» **Exercise task**:
Retype the records below exactly as they appear, but leave out any pictures.

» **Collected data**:
════
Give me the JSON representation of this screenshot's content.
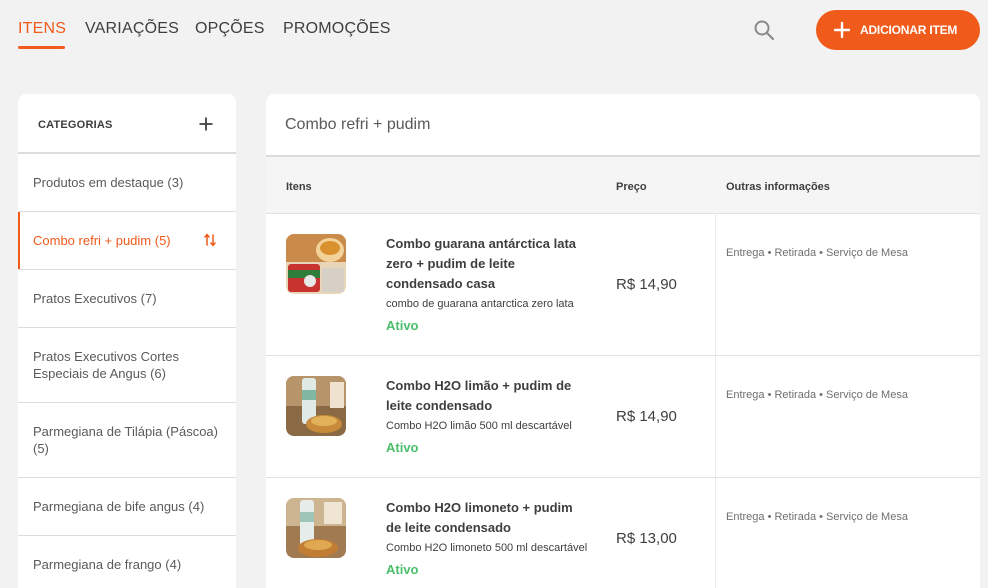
{
  "nav": {
    "tabs": [
      {
        "label": "ITENS",
        "active": true
      },
      {
        "label": "VARIAÇÕES",
        "active": false
      },
      {
        "label": "OPÇÕES",
        "active": false
      },
      {
        "label": "PROMOÇÕES",
        "active": false
      }
    ],
    "add_button_label": "ADICIONAR ITEM"
  },
  "sidebar": {
    "title": "CATEGORIAS",
    "items": [
      {
        "label": "Produtos em destaque (3)"
      },
      {
        "label": "Combo refri + pudim (5)",
        "active": true
      },
      {
        "label": "Pratos Executivos (7)"
      },
      {
        "label": "Pratos Executivos Cortes Especiais de Angus (6)"
      },
      {
        "label": "Parmegiana de Tilápia (Páscoa) (5)"
      },
      {
        "label": "Parmegiana de bife angus (4)"
      },
      {
        "label": "Parmegiana de frango (4)"
      }
    ]
  },
  "main": {
    "title": "Combo refri + pudim",
    "columns": {
      "items": "Itens",
      "price": "Preço",
      "other": "Outras informações"
    },
    "rows": [
      {
        "name": "Combo guarana antárctica lata zero + pudim de leite condensado casa",
        "description": "combo de guarana antarctica zero lata",
        "status": "Ativo",
        "price": "R$ 14,90",
        "other": "Entrega • Retirada • Serviço de Mesa"
      },
      {
        "name": "Combo H2O limão + pudim de leite condensado",
        "description": "Combo H2O limão 500 ml descartável",
        "status": "Ativo",
        "price": "R$ 14,90",
        "other": "Entrega • Retirada • Serviço de Mesa"
      },
      {
        "name": "Combo H2O limoneto + pudim de leite condensado",
        "description": "Combo H2O limoneto 500 ml descartável",
        "status": "Ativo",
        "price": "R$ 13,00",
        "other": "Entrega • Retirada • Serviço de Mesa"
      }
    ]
  },
  "colors": {
    "accent": "#f05a1a",
    "status_active": "#4bbf6b"
  }
}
════
» **Solved problem**:
Give me the JSON representation of this screenshot's content.
{
  "nav": {
    "tabs": [
      {
        "label": "ITENS",
        "active": true
      },
      {
        "label": "VARIAÇÕES",
        "active": false
      },
      {
        "label": "OPÇÕES",
        "active": false
      },
      {
        "label": "PROMOÇÕES",
        "active": false
      }
    ],
    "add_button_label": "ADICIONAR ITEM"
  },
  "sidebar": {
    "title": "CATEGORIAS",
    "items": [
      {
        "label": "Produtos em destaque (3)"
      },
      {
        "label": "Combo refri + pudim (5)",
        "active": true
      },
      {
        "label": "Pratos Executivos (7)"
      },
      {
        "label": "Pratos Executivos Cortes Especiais de Angus (6)"
      },
      {
        "label": "Parmegiana de Tilápia (Páscoa) (5)"
      },
      {
        "label": "Parmegiana de bife angus (4)"
      },
      {
        "label": "Parmegiana de frango (4)"
      }
    ]
  },
  "main": {
    "title": "Combo refri + pudim",
    "columns": {
      "items": "Itens",
      "price": "Preço",
      "other": "Outras informações"
    },
    "rows": [
      {
        "name": "Combo guarana antárctica lata zero + pudim de leite condensado casa",
        "description": "combo de guarana antarctica zero lata",
        "status": "Ativo",
        "price": "R$ 14,90",
        "other": "Entrega • Retirada • Serviço de Mesa"
      },
      {
        "name": "Combo H2O limão + pudim de leite condensado",
        "description": "Combo H2O limão 500 ml descartável",
        "status": "Ativo",
        "price": "R$ 14,90",
        "other": "Entrega • Retirada • Serviço de Mesa"
      },
      {
        "name": "Combo H2O limoneto + pudim de leite condensado",
        "description": "Combo H2O limoneto 500 ml descartável",
        "status": "Ativo",
        "price": "R$ 13,00",
        "other": "Entrega • Retirada • Serviço de Mesa"
      }
    ]
  },
  "colors": {
    "accent": "#f05a1a",
    "status_active": "#4bbf6b"
  }
}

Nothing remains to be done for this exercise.